PROBLEM DETAILS
Show every line in the entries below where the word "certificate" appears.
** Start RECORDS PROVIDED **
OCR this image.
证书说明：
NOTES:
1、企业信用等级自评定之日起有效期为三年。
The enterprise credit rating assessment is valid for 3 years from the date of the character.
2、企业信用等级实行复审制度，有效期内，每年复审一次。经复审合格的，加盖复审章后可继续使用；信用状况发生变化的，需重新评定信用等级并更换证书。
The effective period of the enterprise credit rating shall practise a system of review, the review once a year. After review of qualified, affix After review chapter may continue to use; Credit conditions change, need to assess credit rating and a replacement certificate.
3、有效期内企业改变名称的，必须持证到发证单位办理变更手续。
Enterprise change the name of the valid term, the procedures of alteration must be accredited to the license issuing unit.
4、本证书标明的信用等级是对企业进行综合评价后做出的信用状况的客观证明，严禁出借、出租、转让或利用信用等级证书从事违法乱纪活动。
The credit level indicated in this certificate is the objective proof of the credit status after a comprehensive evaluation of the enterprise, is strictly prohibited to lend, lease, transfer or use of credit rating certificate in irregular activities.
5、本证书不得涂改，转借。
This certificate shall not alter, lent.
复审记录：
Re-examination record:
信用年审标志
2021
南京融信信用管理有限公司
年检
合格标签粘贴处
** End RECORDS PROVIDED **
PROBLEM SOLUTION
The effective period of the enterprise credit rating shall practise a system of review, the review once a year. After review of qualified, affix After review chapter may continue to use; Credit conditions change, need to assess credit rating and a replacement certificate.
The credit level indicated in this certificate is the objective proof of the credit status after a comprehensive evaluation of the enterprise, is strictly prohibited to lend, lease, transfer or use of credit rating certificate in irregular activities.
This certificate shall not alter, lent.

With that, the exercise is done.